### WORK REQUIRED
Repeat every record exactly, but keep images out of the copy.

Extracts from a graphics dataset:
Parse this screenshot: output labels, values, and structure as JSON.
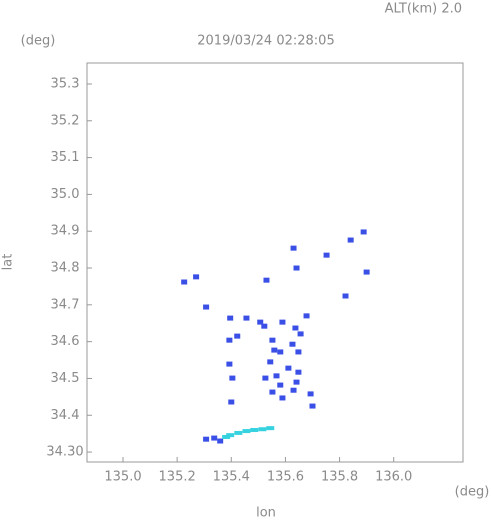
{
  "chart_data": {
    "type": "scatter",
    "title": "2019/03/24 02:28:05",
    "subtitle": "ALT(km) 2.0",
    "x_label": "lon",
    "x_unit": "(deg)",
    "y_label": "lat",
    "y_unit": "(deg)",
    "xlim": [
      134.867,
      136.256
    ],
    "ylim": [
      34.273,
      35.357
    ],
    "xticks": [
      {
        "value": 135.0,
        "label": "135.0"
      },
      135.2,
      135.4,
      135.6,
      135.8,
      {
        "value": 136.0,
        "label": "136.0"
      }
    ],
    "yticks": [
      {
        "value": 34.3,
        "label": "34.30"
      },
      34.4,
      34.5,
      34.6,
      34.7,
      34.8,
      34.9,
      {
        "value": 35.0,
        "label": "35.0"
      },
      35.1,
      35.2,
      35.3
    ],
    "series": [
      {
        "color": "#3a4fe6",
        "x": [
          135.226,
          135.27,
          135.307,
          135.53,
          135.63,
          135.641,
          135.752,
          135.841,
          135.889,
          135.9,
          135.822,
          135.396,
          135.456,
          135.507,
          135.522,
          135.589,
          135.637,
          135.678,
          135.656,
          135.422,
          135.552,
          135.581,
          135.648,
          135.393,
          135.404,
          135.544,
          135.567,
          135.611,
          135.648,
          135.526,
          135.581,
          135.641,
          135.552,
          135.589,
          135.63,
          135.693,
          135.7,
          135.393,
          135.559,
          135.626,
          135.4,
          135.337,
          135.359,
          135.307
        ],
        "y": [
          34.762,
          34.776,
          34.694,
          34.767,
          34.854,
          34.8,
          34.835,
          34.876,
          34.898,
          34.789,
          34.724,
          34.664,
          34.664,
          34.653,
          34.642,
          34.653,
          34.637,
          34.67,
          34.621,
          34.615,
          34.604,
          34.572,
          34.572,
          34.539,
          34.501,
          34.545,
          34.507,
          34.528,
          34.517,
          34.501,
          34.482,
          34.49,
          34.463,
          34.447,
          34.468,
          34.458,
          34.425,
          34.604,
          34.577,
          34.593,
          34.436,
          34.338,
          34.33,
          34.335
        ]
      },
      {
        "color": "#36d2e0",
        "x": [
          135.396,
          135.426,
          135.456,
          135.485,
          135.515,
          135.544,
          135.381
        ],
        "y": [
          34.346,
          34.352,
          34.357,
          34.36,
          34.362,
          34.365,
          34.341
        ]
      }
    ]
  }
}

### CORRECT RESULT
Parse this screenshot: output labels, values, and structure as JSON.
{
  "chart_data": {
    "type": "scatter",
    "title": "2019/03/24 02:28:05",
    "subtitle": "ALT(km) 2.0",
    "x_label": "lon",
    "x_unit": "(deg)",
    "y_label": "lat",
    "y_unit": "(deg)",
    "xlim": [
      134.867,
      136.256
    ],
    "ylim": [
      34.273,
      35.357
    ],
    "xticks": [
      {
        "value": 135.0,
        "label": "135.0"
      },
      135.2,
      135.4,
      135.6,
      135.8,
      {
        "value": 136.0,
        "label": "136.0"
      }
    ],
    "yticks": [
      {
        "value": 34.3,
        "label": "34.30"
      },
      34.4,
      34.5,
      34.6,
      34.7,
      34.8,
      34.9,
      {
        "value": 35.0,
        "label": "35.0"
      },
      35.1,
      35.2,
      35.3
    ],
    "series": [
      {
        "color": "#3a4fe6",
        "x": [
          135.226,
          135.27,
          135.307,
          135.53,
          135.63,
          135.641,
          135.752,
          135.841,
          135.889,
          135.9,
          135.822,
          135.396,
          135.456,
          135.507,
          135.522,
          135.589,
          135.637,
          135.678,
          135.656,
          135.422,
          135.552,
          135.581,
          135.648,
          135.393,
          135.404,
          135.544,
          135.567,
          135.611,
          135.648,
          135.526,
          135.581,
          135.641,
          135.552,
          135.589,
          135.63,
          135.693,
          135.7,
          135.393,
          135.559,
          135.626,
          135.4,
          135.337,
          135.359,
          135.307
        ],
        "y": [
          34.762,
          34.776,
          34.694,
          34.767,
          34.854,
          34.8,
          34.835,
          34.876,
          34.898,
          34.789,
          34.724,
          34.664,
          34.664,
          34.653,
          34.642,
          34.653,
          34.637,
          34.67,
          34.621,
          34.615,
          34.604,
          34.572,
          34.572,
          34.539,
          34.501,
          34.545,
          34.507,
          34.528,
          34.517,
          34.501,
          34.482,
          34.49,
          34.463,
          34.447,
          34.468,
          34.458,
          34.425,
          34.604,
          34.577,
          34.593,
          34.436,
          34.338,
          34.33,
          34.335
        ]
      },
      {
        "color": "#36d2e0",
        "x": [
          135.396,
          135.426,
          135.456,
          135.485,
          135.515,
          135.544,
          135.381
        ],
        "y": [
          34.346,
          34.352,
          34.357,
          34.36,
          34.362,
          34.365,
          34.341
        ]
      }
    ]
  }
}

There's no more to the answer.